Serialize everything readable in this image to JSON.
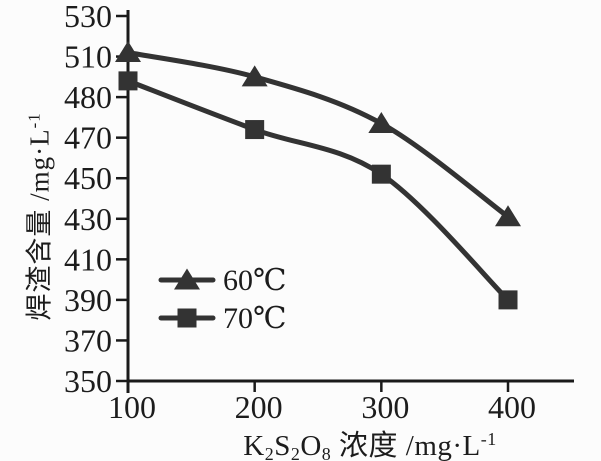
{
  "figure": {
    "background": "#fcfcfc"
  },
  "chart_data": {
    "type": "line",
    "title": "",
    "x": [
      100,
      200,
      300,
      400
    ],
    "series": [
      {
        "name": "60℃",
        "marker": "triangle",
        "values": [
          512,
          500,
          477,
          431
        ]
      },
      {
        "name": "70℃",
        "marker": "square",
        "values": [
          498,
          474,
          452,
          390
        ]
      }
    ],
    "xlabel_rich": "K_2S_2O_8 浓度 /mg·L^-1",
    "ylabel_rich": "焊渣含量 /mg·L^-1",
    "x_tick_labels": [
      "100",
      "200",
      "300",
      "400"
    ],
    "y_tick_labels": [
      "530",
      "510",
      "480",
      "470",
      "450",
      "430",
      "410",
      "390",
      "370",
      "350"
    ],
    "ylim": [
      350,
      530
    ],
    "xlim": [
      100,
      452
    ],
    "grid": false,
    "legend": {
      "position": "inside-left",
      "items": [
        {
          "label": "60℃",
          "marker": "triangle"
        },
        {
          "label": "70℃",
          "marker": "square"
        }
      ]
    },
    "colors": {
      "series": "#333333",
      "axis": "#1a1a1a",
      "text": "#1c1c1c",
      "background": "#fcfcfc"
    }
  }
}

= = = =

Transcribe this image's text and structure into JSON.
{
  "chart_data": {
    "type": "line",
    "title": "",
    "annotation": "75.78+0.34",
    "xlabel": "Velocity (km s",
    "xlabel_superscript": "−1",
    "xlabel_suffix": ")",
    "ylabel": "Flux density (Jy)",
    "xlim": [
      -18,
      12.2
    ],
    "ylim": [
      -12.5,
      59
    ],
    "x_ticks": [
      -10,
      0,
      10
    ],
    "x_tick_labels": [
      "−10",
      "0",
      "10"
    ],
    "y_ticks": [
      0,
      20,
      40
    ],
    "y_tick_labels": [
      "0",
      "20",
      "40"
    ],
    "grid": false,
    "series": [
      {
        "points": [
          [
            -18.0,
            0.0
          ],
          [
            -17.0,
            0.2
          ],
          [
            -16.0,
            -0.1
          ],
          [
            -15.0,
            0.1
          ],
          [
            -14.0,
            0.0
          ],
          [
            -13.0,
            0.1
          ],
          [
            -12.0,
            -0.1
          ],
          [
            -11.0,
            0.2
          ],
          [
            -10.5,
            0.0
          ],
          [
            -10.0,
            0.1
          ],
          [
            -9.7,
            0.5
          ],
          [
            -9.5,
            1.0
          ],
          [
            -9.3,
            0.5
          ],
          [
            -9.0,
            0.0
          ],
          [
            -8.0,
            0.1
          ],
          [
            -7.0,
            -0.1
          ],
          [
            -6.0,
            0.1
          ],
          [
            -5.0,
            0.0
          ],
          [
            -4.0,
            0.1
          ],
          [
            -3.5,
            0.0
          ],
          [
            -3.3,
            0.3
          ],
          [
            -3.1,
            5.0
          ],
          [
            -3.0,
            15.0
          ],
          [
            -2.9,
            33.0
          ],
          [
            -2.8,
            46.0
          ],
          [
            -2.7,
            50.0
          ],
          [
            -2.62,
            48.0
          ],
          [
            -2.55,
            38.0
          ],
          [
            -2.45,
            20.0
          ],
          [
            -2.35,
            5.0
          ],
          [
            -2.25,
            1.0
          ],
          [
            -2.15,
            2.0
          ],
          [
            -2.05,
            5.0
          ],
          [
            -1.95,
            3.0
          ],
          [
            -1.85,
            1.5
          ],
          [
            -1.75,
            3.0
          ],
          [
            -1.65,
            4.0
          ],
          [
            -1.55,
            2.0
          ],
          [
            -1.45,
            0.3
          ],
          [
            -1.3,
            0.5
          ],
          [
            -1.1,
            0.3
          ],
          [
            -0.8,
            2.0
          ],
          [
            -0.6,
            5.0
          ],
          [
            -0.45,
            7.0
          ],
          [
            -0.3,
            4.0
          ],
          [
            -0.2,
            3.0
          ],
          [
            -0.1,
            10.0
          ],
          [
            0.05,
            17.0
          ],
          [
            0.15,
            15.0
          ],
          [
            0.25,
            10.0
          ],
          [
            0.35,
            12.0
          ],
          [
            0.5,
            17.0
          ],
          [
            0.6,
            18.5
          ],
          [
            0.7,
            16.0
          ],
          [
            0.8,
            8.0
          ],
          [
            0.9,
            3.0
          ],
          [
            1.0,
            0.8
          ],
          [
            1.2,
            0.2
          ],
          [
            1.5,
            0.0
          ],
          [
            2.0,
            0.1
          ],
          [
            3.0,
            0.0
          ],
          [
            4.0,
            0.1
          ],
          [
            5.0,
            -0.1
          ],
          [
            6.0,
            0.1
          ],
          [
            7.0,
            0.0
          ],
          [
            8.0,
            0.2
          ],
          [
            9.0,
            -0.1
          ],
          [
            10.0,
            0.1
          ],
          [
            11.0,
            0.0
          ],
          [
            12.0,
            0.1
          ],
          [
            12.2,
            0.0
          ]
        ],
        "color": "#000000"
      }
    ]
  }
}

= = = =

# [STATED GOAL]
Find the word "JSON" in the entries, and copy every line it shows up in.

# [CORRECT ANSWER]
Serialize everything readable in this image to JSON.
Transcribe this image's text and structure into JSON.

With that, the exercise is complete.